Saved data entries:
____________
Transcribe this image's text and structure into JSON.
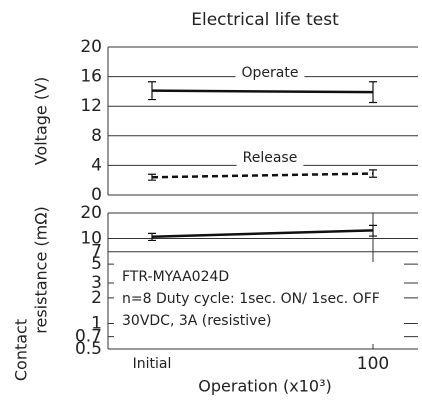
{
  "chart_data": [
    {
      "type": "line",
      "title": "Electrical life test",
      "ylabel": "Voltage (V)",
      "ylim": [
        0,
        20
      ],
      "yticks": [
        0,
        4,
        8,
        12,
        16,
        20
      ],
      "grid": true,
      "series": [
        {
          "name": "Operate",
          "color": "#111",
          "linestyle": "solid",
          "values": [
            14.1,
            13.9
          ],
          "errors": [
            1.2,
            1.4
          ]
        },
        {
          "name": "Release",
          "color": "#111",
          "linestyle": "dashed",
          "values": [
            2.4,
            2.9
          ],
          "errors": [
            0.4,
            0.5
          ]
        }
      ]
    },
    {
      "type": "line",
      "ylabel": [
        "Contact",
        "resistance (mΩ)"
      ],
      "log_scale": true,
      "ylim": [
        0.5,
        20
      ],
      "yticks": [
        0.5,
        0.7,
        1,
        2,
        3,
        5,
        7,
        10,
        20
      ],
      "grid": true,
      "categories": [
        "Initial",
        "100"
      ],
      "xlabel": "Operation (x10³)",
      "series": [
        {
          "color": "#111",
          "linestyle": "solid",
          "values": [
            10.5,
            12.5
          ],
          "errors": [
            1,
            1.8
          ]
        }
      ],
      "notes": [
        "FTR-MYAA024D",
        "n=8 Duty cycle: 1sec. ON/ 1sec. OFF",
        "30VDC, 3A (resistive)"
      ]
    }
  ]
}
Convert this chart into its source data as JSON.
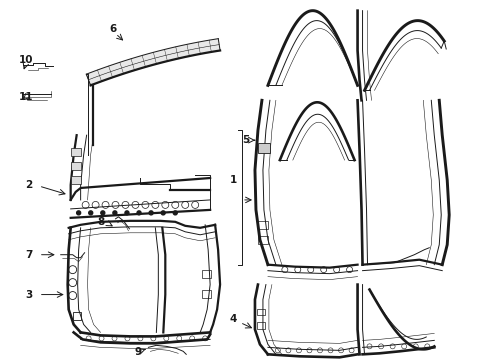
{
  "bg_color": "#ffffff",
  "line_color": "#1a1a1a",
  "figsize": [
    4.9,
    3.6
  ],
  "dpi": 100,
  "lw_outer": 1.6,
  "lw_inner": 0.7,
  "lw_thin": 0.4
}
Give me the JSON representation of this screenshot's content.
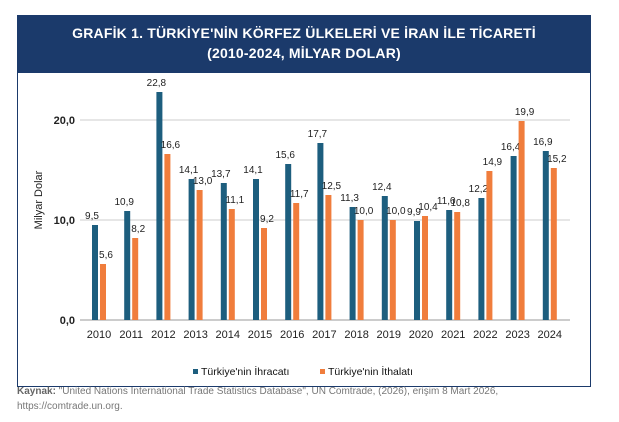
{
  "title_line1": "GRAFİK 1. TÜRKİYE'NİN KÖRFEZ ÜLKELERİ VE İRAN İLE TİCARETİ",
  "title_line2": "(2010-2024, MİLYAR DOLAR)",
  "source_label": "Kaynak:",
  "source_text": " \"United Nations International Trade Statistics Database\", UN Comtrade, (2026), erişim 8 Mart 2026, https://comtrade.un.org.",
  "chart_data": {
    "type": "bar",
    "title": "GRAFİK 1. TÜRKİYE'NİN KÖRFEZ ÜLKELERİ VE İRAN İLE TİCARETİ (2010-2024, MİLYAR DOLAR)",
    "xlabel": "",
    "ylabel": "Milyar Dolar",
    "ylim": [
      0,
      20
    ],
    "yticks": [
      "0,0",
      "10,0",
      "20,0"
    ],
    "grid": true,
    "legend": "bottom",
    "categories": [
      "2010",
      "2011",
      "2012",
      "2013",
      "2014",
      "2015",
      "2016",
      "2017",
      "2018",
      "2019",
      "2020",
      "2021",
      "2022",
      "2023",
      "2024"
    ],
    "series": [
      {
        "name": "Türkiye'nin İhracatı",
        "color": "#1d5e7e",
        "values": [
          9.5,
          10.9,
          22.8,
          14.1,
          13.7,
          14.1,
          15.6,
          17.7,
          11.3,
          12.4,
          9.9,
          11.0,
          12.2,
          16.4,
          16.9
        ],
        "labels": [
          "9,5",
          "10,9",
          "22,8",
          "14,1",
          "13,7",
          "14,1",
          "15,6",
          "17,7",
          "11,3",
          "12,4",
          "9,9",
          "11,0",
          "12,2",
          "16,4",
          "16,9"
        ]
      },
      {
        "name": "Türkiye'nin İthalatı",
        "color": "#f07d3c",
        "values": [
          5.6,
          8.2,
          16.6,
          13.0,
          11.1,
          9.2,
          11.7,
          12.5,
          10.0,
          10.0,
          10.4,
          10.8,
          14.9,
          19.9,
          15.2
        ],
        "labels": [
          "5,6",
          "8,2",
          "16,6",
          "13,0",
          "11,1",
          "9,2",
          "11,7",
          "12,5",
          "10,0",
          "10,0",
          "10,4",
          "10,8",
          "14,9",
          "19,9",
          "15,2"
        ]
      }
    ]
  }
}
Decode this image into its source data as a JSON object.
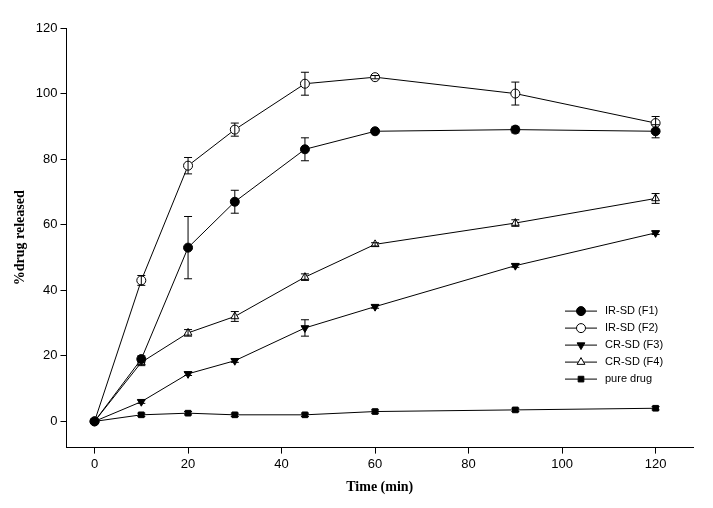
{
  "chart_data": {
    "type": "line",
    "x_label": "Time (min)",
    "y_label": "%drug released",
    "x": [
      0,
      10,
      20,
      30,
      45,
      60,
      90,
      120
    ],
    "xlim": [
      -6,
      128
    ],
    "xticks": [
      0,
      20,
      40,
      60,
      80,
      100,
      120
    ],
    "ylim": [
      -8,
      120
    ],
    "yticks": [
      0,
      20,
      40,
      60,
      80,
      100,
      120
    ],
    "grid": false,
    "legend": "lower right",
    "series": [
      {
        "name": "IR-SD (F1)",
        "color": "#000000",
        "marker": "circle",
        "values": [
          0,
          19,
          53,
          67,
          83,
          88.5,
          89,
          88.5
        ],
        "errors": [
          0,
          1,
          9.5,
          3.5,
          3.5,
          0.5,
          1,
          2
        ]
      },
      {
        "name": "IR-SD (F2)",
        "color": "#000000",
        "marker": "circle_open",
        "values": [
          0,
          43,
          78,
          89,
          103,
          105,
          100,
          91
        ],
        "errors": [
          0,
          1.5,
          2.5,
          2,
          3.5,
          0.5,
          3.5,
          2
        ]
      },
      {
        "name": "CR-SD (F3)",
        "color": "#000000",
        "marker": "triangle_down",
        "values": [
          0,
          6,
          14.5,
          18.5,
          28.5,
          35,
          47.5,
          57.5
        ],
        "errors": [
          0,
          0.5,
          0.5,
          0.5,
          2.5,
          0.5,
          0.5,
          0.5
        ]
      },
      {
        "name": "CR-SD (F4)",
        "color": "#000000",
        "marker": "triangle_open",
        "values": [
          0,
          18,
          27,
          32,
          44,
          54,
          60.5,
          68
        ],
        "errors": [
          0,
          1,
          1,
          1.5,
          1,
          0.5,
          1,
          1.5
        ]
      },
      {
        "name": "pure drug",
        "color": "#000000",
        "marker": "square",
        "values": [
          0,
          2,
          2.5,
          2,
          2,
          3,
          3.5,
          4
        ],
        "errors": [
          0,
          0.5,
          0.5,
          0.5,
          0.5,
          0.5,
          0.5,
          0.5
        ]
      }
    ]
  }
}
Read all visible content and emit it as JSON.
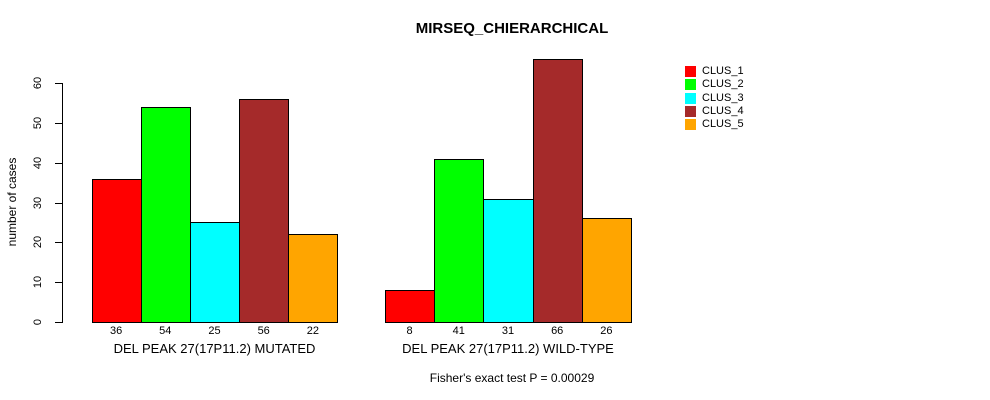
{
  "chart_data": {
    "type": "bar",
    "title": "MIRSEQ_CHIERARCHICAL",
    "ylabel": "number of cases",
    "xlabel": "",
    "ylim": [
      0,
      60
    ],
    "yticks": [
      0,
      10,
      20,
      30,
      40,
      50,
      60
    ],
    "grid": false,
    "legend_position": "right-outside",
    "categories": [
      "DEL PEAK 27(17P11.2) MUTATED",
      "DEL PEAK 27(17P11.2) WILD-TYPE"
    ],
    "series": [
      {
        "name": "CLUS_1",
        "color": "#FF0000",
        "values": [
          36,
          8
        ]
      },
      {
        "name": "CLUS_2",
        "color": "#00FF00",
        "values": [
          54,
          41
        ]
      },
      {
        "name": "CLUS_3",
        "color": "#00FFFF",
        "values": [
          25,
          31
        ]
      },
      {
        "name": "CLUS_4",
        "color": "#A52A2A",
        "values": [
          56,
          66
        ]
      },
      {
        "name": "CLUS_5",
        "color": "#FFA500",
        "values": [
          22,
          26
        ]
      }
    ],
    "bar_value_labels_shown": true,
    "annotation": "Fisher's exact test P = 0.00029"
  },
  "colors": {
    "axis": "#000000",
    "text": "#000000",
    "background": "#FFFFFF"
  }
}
____________
- _Set exercise_
Reproduce every entry exactly, but omit each picture.

- _Reply_
Transcribe this image's text and structure into JSON.
{
  "chart_data": [
    {
      "type": "line",
      "title": "Electrical life test",
      "ylabel": "Voltage (V)",
      "ylim": [
        0,
        20
      ],
      "yticks": [
        0,
        4,
        8,
        12,
        16,
        20
      ],
      "grid": true,
      "series": [
        {
          "name": "Operate",
          "color": "#111",
          "linestyle": "solid",
          "values": [
            14.1,
            13.9
          ],
          "errors": [
            1.2,
            1.4
          ]
        },
        {
          "name": "Release",
          "color": "#111",
          "linestyle": "dashed",
          "values": [
            2.4,
            2.9
          ],
          "errors": [
            0.4,
            0.5
          ]
        }
      ]
    },
    {
      "type": "line",
      "ylabel": [
        "Contact",
        "resistance (mΩ)"
      ],
      "log_scale": true,
      "ylim": [
        0.5,
        20
      ],
      "yticks": [
        0.5,
        0.7,
        1,
        2,
        3,
        5,
        7,
        10,
        20
      ],
      "grid": true,
      "categories": [
        "Initial",
        "100"
      ],
      "xlabel": "Operation (x10³)",
      "series": [
        {
          "color": "#111",
          "linestyle": "solid",
          "values": [
            10.5,
            12.5
          ],
          "errors": [
            1,
            1.8
          ]
        }
      ],
      "notes": [
        "FTR-MYAA024D",
        "n=8 Duty cycle: 1sec. ON/ 1sec. OFF",
        "30VDC, 3A (resistive)"
      ]
    }
  ]
}
Convert this chart into its source data as JSON.
{
  "bg_color": "#ffffff",
  "line_color": "#1a1a1a",
  "figsize": [
    4.9,
    3.6
  ],
  "dpi": 100,
  "lw_outer": 1.6,
  "lw_inner": 0.7,
  "lw_thin": 0.4
}
Give me the JSON representation of this screenshot's content.
{
  "title_line1": "GRAFİK 1. TÜRKİYE'NİN KÖRFEZ ÜLKELERİ VE İRAN İLE TİCARETİ",
  "title_line2": "(2010-2024, MİLYAR DOLAR)",
  "source_label": "Kaynak:",
  "source_text": " \"United Nations International Trade Statistics Database\", UN Comtrade, (2026), erişim 8 Mart 2026, https://comtrade.un.org.",
  "chart_data": {
    "type": "bar",
    "title": "GRAFİK 1. TÜRKİYE'NİN KÖRFEZ ÜLKELERİ VE İRAN İLE TİCARETİ (2010-2024, MİLYAR DOLAR)",
    "xlabel": "",
    "ylabel": "Milyar Dolar",
    "ylim": [
      0,
      20
    ],
    "yticks": [
      "0,0",
      "10,0",
      "20,0"
    ],
    "grid": true,
    "legend": "bottom",
    "categories": [
      "2010",
      "2011",
      "2012",
      "2013",
      "2014",
      "2015",
      "2016",
      "2017",
      "2018",
      "2019",
      "2020",
      "2021",
      "2022",
      "2023",
      "2024"
    ],
    "series": [
      {
        "name": "Türkiye'nin İhracatı",
        "color": "#1d5e7e",
        "values": [
          9.5,
          10.9,
          22.8,
          14.1,
          13.7,
          14.1,
          15.6,
          17.7,
          11.3,
          12.4,
          9.9,
          11.0,
          12.2,
          16.4,
          16.9
        ],
        "labels": [
          "9,5",
          "10,9",
          "22,8",
          "14,1",
          "13,7",
          "14,1",
          "15,6",
          "17,7",
          "11,3",
          "12,4",
          "9,9",
          "11,0",
          "12,2",
          "16,4",
          "16,9"
        ]
      },
      {
        "name": "Türkiye'nin İthalatı",
        "color": "#f07d3c",
        "values": [
          5.6,
          8.2,
          16.6,
          13.0,
          11.1,
          9.2,
          11.7,
          12.5,
          10.0,
          10.0,
          10.4,
          10.8,
          14.9,
          19.9,
          15.2
        ],
        "labels": [
          "5,6",
          "8,2",
          "16,6",
          "13,0",
          "11,1",
          "9,2",
          "11,7",
          "12,5",
          "10,0",
          "10,0",
          "10,4",
          "10,8",
          "14,9",
          "19,9",
          "15,2"
        ]
      }
    ]
  }
}
Decode this image into its source data as a JSON object.
{
  "chart_data": {
    "type": "line",
    "x_label": "Time (min)",
    "y_label": "%drug released",
    "x": [
      0,
      10,
      20,
      30,
      45,
      60,
      90,
      120
    ],
    "xlim": [
      -6,
      128
    ],
    "xticks": [
      0,
      20,
      40,
      60,
      80,
      100,
      120
    ],
    "ylim": [
      -8,
      120
    ],
    "yticks": [
      0,
      20,
      40,
      60,
      80,
      100,
      120
    ],
    "grid": false,
    "legend": "lower right",
    "series": [
      {
        "name": "IR-SD (F1)",
        "color": "#000000",
        "marker": "circle",
        "values": [
          0,
          19,
          53,
          67,
          83,
          88.5,
          89,
          88.5
        ],
        "errors": [
          0,
          1,
          9.5,
          3.5,
          3.5,
          0.5,
          1,
          2
        ]
      },
      {
        "name": "IR-SD (F2)",
        "color": "#000000",
        "marker": "circle_open",
        "values": [
          0,
          43,
          78,
          89,
          103,
          105,
          100,
          91
        ],
        "errors": [
          0,
          1.5,
          2.5,
          2,
          3.5,
          0.5,
          3.5,
          2
        ]
      },
      {
        "name": "CR-SD (F3)",
        "color": "#000000",
        "marker": "triangle_down",
        "values": [
          0,
          6,
          14.5,
          18.5,
          28.5,
          35,
          47.5,
          57.5
        ],
        "errors": [
          0,
          0.5,
          0.5,
          0.5,
          2.5,
          0.5,
          0.5,
          0.5
        ]
      },
      {
        "name": "CR-SD (F4)",
        "color": "#000000",
        "marker": "triangle_open",
        "values": [
          0,
          18,
          27,
          32,
          44,
          54,
          60.5,
          68
        ],
        "errors": [
          0,
          1,
          1,
          1.5,
          1,
          0.5,
          1,
          1.5
        ]
      },
      {
        "name": "pure drug",
        "color": "#000000",
        "marker": "square",
        "values": [
          0,
          2,
          2.5,
          2,
          2,
          3,
          3.5,
          4
        ],
        "errors": [
          0,
          0.5,
          0.5,
          0.5,
          0.5,
          0.5,
          0.5,
          0.5
        ]
      }
    ]
  }
}
Read all visible content and emit it as JSON.
{
  "chart_data": {
    "type": "bar",
    "title": "MIRSEQ_CHIERARCHICAL",
    "ylabel": "number of cases",
    "xlabel": "",
    "ylim": [
      0,
      60
    ],
    "yticks": [
      0,
      10,
      20,
      30,
      40,
      50,
      60
    ],
    "grid": false,
    "legend_position": "right-outside",
    "categories": [
      "DEL PEAK 27(17P11.2) MUTATED",
      "DEL PEAK 27(17P11.2) WILD-TYPE"
    ],
    "series": [
      {
        "name": "CLUS_1",
        "color": "#FF0000",
        "values": [
          36,
          8
        ]
      },
      {
        "name": "CLUS_2",
        "color": "#00FF00",
        "values": [
          54,
          41
        ]
      },
      {
        "name": "CLUS_3",
        "color": "#00FFFF",
        "values": [
          25,
          31
        ]
      },
      {
        "name": "CLUS_4",
        "color": "#A52A2A",
        "values": [
          56,
          66
        ]
      },
      {
        "name": "CLUS_5",
        "color": "#FFA500",
        "values": [
          22,
          26
        ]
      }
    ],
    "bar_value_labels_shown": true,
    "annotation": "Fisher's exact test P = 0.00029"
  },
  "colors": {
    "axis": "#000000",
    "text": "#000000",
    "background": "#FFFFFF"
  }
}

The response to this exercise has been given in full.